**GOAL OF THE EXERCISE**
Scan the entries below. List each line with "this".

═════ DATA TO PROCESS ═════

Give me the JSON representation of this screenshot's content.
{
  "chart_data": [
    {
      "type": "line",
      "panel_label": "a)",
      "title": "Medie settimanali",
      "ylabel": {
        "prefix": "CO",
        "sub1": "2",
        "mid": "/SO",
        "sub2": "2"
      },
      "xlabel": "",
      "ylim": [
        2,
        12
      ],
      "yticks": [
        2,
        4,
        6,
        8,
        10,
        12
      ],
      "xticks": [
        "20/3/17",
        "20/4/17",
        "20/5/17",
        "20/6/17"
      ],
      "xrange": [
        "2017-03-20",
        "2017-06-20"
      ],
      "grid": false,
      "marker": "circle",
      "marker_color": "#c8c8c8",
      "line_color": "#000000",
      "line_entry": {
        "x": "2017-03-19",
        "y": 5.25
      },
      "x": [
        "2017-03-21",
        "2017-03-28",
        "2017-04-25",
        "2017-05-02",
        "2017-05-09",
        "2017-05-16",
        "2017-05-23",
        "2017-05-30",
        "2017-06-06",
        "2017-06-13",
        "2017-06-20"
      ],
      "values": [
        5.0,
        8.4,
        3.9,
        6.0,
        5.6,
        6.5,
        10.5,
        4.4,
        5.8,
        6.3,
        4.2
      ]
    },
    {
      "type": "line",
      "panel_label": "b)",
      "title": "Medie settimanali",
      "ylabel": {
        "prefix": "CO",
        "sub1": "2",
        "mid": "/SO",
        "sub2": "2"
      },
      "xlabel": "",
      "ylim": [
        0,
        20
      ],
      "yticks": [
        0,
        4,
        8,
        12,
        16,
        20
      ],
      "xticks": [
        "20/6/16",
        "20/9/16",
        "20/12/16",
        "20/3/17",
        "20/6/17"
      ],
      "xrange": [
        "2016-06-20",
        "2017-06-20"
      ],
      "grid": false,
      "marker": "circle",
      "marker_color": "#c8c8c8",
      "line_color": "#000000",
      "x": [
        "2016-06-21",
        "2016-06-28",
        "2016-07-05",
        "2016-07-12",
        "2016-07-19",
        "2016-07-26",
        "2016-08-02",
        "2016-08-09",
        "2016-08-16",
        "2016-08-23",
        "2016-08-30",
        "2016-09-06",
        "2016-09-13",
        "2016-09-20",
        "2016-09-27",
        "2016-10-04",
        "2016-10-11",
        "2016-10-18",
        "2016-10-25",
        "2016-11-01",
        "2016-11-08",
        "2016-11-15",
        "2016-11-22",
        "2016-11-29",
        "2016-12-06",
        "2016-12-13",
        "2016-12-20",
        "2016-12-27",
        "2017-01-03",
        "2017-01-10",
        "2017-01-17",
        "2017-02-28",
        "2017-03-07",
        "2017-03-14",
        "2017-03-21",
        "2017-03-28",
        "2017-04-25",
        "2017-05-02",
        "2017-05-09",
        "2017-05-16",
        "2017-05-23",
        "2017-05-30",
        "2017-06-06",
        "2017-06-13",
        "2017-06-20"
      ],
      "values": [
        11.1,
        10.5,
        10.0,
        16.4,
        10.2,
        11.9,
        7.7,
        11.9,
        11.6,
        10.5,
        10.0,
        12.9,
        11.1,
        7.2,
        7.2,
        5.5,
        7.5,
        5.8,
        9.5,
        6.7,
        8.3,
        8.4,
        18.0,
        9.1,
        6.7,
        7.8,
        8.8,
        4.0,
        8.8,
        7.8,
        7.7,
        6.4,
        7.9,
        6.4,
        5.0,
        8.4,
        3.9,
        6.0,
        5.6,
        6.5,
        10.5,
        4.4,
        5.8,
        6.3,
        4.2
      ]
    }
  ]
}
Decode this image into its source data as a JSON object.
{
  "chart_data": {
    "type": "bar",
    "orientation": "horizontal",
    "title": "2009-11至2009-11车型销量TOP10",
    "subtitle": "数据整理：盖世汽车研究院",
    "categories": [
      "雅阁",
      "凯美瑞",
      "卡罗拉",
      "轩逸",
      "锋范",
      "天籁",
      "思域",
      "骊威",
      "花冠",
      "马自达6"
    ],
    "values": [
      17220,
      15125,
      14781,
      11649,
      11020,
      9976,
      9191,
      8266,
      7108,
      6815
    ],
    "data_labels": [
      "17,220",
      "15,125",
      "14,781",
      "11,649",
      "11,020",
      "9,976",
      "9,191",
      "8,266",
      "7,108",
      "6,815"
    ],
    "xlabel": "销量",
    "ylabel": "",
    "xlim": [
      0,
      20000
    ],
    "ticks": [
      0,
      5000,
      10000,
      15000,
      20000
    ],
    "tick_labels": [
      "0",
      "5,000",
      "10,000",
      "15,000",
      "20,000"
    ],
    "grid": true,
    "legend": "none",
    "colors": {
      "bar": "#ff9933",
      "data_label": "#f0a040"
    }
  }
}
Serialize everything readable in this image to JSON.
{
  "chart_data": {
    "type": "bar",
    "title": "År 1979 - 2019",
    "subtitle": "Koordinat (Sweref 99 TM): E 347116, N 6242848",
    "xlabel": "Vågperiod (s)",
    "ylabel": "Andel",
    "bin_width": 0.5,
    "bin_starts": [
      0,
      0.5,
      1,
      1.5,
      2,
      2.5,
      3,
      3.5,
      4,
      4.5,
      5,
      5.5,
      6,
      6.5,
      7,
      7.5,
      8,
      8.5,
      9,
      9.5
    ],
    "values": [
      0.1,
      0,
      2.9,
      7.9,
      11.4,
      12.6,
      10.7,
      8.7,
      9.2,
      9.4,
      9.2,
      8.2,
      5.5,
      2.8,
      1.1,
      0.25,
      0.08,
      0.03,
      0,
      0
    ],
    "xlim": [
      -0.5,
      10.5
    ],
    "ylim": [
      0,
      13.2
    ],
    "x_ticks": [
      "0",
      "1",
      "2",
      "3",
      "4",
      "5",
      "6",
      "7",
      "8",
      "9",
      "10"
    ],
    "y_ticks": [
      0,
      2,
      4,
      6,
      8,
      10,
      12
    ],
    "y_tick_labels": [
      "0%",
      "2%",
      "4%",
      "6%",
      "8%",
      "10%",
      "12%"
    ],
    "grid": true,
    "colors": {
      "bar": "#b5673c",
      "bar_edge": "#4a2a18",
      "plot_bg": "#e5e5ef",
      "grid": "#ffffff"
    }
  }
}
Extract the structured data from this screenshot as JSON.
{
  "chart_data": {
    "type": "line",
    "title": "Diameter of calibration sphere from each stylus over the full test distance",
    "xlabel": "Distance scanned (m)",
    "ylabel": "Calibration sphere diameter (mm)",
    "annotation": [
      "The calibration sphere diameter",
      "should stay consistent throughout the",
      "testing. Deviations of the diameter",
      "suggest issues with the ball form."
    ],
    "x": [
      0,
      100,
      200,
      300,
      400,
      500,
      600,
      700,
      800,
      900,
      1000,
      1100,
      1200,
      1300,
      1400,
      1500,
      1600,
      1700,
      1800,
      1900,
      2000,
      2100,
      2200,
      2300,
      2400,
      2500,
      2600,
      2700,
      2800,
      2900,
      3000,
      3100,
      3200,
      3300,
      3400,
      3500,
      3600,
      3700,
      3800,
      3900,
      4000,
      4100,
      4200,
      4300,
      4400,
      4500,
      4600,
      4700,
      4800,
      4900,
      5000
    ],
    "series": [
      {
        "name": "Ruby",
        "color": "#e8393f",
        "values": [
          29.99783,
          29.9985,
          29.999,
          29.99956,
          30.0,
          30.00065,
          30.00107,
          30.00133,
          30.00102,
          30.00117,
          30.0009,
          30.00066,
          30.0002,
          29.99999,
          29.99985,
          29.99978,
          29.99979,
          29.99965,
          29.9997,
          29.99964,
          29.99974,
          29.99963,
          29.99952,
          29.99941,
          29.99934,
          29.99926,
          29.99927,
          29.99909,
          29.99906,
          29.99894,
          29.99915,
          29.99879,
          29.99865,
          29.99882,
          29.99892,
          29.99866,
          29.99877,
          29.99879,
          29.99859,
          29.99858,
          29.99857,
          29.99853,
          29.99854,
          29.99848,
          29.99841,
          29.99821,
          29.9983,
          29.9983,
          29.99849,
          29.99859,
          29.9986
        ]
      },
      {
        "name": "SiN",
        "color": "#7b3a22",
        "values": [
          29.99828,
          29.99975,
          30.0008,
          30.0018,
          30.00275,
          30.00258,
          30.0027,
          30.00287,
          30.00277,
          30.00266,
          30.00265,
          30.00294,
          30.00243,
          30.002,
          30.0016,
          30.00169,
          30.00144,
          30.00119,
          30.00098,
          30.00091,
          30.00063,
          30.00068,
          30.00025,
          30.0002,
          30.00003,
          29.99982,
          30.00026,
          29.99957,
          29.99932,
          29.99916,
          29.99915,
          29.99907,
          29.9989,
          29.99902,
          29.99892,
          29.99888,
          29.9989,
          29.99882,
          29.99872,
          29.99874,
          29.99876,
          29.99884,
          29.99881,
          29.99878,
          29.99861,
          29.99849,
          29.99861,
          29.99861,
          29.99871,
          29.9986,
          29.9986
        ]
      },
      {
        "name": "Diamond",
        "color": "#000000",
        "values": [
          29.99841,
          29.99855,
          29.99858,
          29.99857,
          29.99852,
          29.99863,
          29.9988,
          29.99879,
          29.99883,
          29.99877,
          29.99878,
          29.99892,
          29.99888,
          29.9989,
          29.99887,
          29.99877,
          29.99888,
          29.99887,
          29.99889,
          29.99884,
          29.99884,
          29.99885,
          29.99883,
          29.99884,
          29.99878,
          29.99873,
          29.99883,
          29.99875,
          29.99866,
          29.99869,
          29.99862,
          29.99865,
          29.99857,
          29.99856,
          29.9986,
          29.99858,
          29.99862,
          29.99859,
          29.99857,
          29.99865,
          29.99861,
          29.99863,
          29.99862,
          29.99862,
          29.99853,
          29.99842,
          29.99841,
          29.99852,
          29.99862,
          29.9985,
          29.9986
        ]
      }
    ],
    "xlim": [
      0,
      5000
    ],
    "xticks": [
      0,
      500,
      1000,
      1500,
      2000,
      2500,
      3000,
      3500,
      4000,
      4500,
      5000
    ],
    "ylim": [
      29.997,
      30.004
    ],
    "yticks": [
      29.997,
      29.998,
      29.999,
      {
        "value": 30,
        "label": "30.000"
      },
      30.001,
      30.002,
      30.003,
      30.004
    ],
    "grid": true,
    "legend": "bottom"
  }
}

═════

**THE SOLUTION**
Give me the JSON representation of this screenshot's content.
Decode this image into its source data as a JSON object.
Serialize everything readable in this image to JSON.
Extract the structured data from this screenshot as JSON.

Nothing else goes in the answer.